Given request: Copy out the data below with every instance of "price-cell" changed to "cost-cell", keeping all other text unchanged.

Supplied material:
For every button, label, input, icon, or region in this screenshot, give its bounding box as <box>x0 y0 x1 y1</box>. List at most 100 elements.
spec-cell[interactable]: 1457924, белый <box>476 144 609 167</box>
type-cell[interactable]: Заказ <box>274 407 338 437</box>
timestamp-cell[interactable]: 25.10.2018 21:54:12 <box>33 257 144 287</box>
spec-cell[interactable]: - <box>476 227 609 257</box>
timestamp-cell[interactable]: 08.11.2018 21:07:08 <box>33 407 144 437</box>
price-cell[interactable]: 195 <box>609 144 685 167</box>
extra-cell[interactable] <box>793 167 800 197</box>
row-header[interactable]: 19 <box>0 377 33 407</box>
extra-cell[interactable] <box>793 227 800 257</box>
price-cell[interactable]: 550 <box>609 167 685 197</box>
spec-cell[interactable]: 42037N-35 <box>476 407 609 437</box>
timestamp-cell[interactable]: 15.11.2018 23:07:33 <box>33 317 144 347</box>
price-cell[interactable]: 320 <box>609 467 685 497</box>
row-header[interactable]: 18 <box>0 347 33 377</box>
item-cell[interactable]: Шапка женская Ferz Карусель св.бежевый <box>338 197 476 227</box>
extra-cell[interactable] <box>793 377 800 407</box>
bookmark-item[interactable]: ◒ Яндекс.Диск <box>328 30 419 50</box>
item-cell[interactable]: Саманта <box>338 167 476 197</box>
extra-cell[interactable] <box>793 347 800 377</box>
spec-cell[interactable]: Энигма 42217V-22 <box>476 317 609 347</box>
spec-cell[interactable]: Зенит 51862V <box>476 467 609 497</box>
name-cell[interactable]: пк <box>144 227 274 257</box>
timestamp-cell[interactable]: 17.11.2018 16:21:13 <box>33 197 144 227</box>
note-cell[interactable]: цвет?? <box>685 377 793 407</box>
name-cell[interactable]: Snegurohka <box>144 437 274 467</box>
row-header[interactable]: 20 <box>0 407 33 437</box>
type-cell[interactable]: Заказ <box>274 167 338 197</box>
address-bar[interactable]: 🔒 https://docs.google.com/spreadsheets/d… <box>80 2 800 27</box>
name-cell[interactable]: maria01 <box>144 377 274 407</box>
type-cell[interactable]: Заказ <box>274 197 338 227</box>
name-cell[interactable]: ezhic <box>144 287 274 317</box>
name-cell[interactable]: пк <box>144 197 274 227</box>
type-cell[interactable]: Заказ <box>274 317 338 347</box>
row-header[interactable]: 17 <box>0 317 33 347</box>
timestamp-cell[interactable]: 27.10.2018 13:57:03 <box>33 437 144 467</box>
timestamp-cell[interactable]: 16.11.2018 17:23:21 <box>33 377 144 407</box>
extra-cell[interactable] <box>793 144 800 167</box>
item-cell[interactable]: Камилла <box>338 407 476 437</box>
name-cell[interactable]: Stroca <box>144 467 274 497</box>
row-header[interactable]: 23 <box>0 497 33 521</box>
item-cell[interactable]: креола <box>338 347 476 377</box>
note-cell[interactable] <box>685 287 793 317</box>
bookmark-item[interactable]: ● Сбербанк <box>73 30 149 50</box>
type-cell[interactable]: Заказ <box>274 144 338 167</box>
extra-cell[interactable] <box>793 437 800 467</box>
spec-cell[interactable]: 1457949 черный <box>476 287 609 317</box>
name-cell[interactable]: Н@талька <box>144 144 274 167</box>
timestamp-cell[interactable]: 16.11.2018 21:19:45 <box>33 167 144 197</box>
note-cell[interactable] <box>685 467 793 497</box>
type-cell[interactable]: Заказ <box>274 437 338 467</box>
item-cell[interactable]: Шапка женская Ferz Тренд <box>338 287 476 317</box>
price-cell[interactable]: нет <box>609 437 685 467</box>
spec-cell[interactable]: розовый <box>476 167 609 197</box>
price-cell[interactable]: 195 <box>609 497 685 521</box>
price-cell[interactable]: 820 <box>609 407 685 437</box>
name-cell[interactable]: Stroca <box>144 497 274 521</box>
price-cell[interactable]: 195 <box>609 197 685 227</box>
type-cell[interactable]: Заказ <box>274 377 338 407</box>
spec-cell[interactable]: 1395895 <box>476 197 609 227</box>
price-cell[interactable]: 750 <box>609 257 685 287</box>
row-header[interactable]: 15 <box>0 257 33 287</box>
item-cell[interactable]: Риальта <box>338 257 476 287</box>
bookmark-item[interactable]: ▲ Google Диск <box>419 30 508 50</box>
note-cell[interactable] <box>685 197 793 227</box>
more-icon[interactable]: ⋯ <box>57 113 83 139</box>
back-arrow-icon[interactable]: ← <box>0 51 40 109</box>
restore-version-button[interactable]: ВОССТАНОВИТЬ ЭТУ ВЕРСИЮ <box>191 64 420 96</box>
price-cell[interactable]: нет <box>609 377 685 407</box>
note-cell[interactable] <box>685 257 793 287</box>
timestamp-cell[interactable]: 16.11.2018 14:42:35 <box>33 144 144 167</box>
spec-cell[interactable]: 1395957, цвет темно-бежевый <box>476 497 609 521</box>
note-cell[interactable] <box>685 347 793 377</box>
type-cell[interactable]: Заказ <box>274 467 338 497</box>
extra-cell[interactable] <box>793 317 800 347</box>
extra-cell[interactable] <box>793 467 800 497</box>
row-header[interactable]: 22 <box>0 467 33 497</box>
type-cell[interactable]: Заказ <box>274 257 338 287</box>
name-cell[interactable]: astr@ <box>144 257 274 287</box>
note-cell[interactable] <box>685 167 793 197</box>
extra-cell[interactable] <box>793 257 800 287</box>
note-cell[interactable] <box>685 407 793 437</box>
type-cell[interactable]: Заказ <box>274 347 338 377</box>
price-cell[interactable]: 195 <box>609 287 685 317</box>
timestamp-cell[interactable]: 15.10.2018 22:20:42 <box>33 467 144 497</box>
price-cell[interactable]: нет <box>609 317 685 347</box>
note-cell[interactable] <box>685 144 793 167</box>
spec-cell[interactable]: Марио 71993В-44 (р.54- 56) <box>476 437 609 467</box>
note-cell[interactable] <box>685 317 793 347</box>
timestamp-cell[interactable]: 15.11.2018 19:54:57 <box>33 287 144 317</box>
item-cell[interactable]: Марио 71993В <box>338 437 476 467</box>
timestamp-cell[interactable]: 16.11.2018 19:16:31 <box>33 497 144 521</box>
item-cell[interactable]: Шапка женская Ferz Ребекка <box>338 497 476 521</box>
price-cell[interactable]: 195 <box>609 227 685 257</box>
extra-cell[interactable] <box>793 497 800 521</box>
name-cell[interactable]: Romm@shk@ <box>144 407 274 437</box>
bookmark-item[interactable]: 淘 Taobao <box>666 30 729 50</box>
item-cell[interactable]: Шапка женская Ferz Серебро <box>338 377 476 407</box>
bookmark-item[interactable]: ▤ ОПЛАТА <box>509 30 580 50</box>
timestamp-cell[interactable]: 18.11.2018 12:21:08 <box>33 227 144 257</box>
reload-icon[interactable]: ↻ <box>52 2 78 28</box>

Written reply:
For every button, label, input, icon, or region in this screenshot, give its bounding box as <box>x0 y0 x1 y1</box>. List at most 100 elements.
spec-cell[interactable]: 1457924, белый <box>476 144 609 167</box>
type-cell[interactable]: Заказ <box>274 407 338 437</box>
timestamp-cell[interactable]: 25.10.2018 21:54:12 <box>33 257 144 287</box>
spec-cell[interactable]: - <box>476 227 609 257</box>
timestamp-cell[interactable]: 08.11.2018 21:07:08 <box>33 407 144 437</box>
cost-cell[interactable]: 195 <box>609 144 685 167</box>
extra-cell[interactable] <box>793 167 800 197</box>
row-header[interactable]: 19 <box>0 377 33 407</box>
extra-cell[interactable] <box>793 227 800 257</box>
cost-cell[interactable]: 550 <box>609 167 685 197</box>
spec-cell[interactable]: 42037N-35 <box>476 407 609 437</box>
timestamp-cell[interactable]: 15.11.2018 23:07:33 <box>33 317 144 347</box>
cost-cell[interactable]: 320 <box>609 467 685 497</box>
row-header[interactable]: 18 <box>0 347 33 377</box>
item-cell[interactable]: Шапка женская Ferz Карусель св.бежевый <box>338 197 476 227</box>
extra-cell[interactable] <box>793 377 800 407</box>
bookmark-item[interactable]: ◒ Яндекс.Диск <box>328 30 419 50</box>
item-cell[interactable]: Саманта <box>338 167 476 197</box>
extra-cell[interactable] <box>793 347 800 377</box>
spec-cell[interactable]: Энигма 42217V-22 <box>476 317 609 347</box>
spec-cell[interactable]: Зенит 51862V <box>476 467 609 497</box>
name-cell[interactable]: пк <box>144 227 274 257</box>
timestamp-cell[interactable]: 17.11.2018 16:21:13 <box>33 197 144 227</box>
note-cell[interactable]: цвет?? <box>685 377 793 407</box>
name-cell[interactable]: Snegurohka <box>144 437 274 467</box>
row-header[interactable]: 20 <box>0 407 33 437</box>
type-cell[interactable]: Заказ <box>274 167 338 197</box>
address-bar[interactable]: 🔒 https://docs.google.com/spreadsheets/d… <box>80 2 800 27</box>
name-cell[interactable]: maria01 <box>144 377 274 407</box>
type-cell[interactable]: Заказ <box>274 197 338 227</box>
name-cell[interactable]: ezhic <box>144 287 274 317</box>
name-cell[interactable]: пк <box>144 197 274 227</box>
type-cell[interactable]: Заказ <box>274 317 338 347</box>
row-header[interactable]: 17 <box>0 317 33 347</box>
timestamp-cell[interactable]: 27.10.2018 13:57:03 <box>33 437 144 467</box>
timestamp-cell[interactable]: 16.11.2018 17:23:21 <box>33 377 144 407</box>
extra-cell[interactable] <box>793 144 800 167</box>
item-cell[interactable]: Камилла <box>338 407 476 437</box>
name-cell[interactable]: Stroca <box>144 467 274 497</box>
row-header[interactable]: 23 <box>0 497 33 521</box>
item-cell[interactable]: креола <box>338 347 476 377</box>
note-cell[interactable] <box>685 287 793 317</box>
bookmark-item[interactable]: ● Сбербанк <box>73 30 149 50</box>
type-cell[interactable]: Заказ <box>274 144 338 167</box>
extra-cell[interactable] <box>793 437 800 467</box>
spec-cell[interactable]: 1457949 черный <box>476 287 609 317</box>
name-cell[interactable]: Н@талька <box>144 144 274 167</box>
timestamp-cell[interactable]: 16.11.2018 21:19:45 <box>33 167 144 197</box>
note-cell[interactable] <box>685 467 793 497</box>
type-cell[interactable]: Заказ <box>274 437 338 467</box>
item-cell[interactable]: Шапка женская Ferz Тренд <box>338 287 476 317</box>
cost-cell[interactable]: нет <box>609 437 685 467</box>
spec-cell[interactable]: розовый <box>476 167 609 197</box>
cost-cell[interactable]: 195 <box>609 497 685 521</box>
cost-cell[interactable]: 820 <box>609 407 685 437</box>
name-cell[interactable]: Stroca <box>144 497 274 521</box>
cost-cell[interactable]: 195 <box>609 197 685 227</box>
type-cell[interactable]: Заказ <box>274 377 338 407</box>
spec-cell[interactable]: 1395895 <box>476 197 609 227</box>
cost-cell[interactable]: 750 <box>609 257 685 287</box>
row-header[interactable]: 15 <box>0 257 33 287</box>
item-cell[interactable]: Риальта <box>338 257 476 287</box>
bookmark-item[interactable]: ▲ Google Диск <box>419 30 508 50</box>
note-cell[interactable] <box>685 197 793 227</box>
more-icon[interactable]: ⋯ <box>57 113 83 139</box>
back-arrow-icon[interactable]: ← <box>0 51 40 109</box>
restore-version-button[interactable]: ВОССТАНОВИТЬ ЭТУ ВЕРСИЮ <box>191 64 420 96</box>
cost-cell[interactable]: нет <box>609 377 685 407</box>
note-cell[interactable] <box>685 257 793 287</box>
timestamp-cell[interactable]: 16.11.2018 14:42:35 <box>33 144 144 167</box>
spec-cell[interactable]: 1395957, цвет темно-бежевый <box>476 497 609 521</box>
note-cell[interactable] <box>685 347 793 377</box>
type-cell[interactable]: Заказ <box>274 467 338 497</box>
extra-cell[interactable] <box>793 317 800 347</box>
extra-cell[interactable] <box>793 467 800 497</box>
row-header[interactable]: 22 <box>0 467 33 497</box>
type-cell[interactable]: Заказ <box>274 257 338 287</box>
name-cell[interactable]: astr@ <box>144 257 274 287</box>
note-cell[interactable] <box>685 167 793 197</box>
extra-cell[interactable] <box>793 257 800 287</box>
note-cell[interactable] <box>685 407 793 437</box>
type-cell[interactable]: Заказ <box>274 347 338 377</box>
cost-cell[interactable]: 195 <box>609 287 685 317</box>
timestamp-cell[interactable]: 15.10.2018 22:20:42 <box>33 467 144 497</box>
cost-cell[interactable]: нет <box>609 317 685 347</box>
note-cell[interactable] <box>685 144 793 167</box>
spec-cell[interactable]: Марио 71993В-44 (р.54- 56) <box>476 437 609 467</box>
note-cell[interactable] <box>685 317 793 347</box>
timestamp-cell[interactable]: 15.11.2018 19:54:57 <box>33 287 144 317</box>
item-cell[interactable]: Марио 71993В <box>338 437 476 467</box>
timestamp-cell[interactable]: 16.11.2018 19:16:31 <box>33 497 144 521</box>
item-cell[interactable]: Шапка женская Ferz Ребекка <box>338 497 476 521</box>
cost-cell[interactable]: 195 <box>609 227 685 257</box>
extra-cell[interactable] <box>793 497 800 521</box>
name-cell[interactable]: Romm@shk@ <box>144 407 274 437</box>
bookmark-item[interactable]: 淘 Taobao <box>666 30 729 50</box>
item-cell[interactable]: Шапка женская Ferz Серебро <box>338 377 476 407</box>
bookmark-item[interactable]: ▤ ОПЛАТА <box>509 30 580 50</box>
timestamp-cell[interactable]: 18.11.2018 12:21:08 <box>33 227 144 257</box>
reload-icon[interactable]: ↻ <box>52 2 78 28</box>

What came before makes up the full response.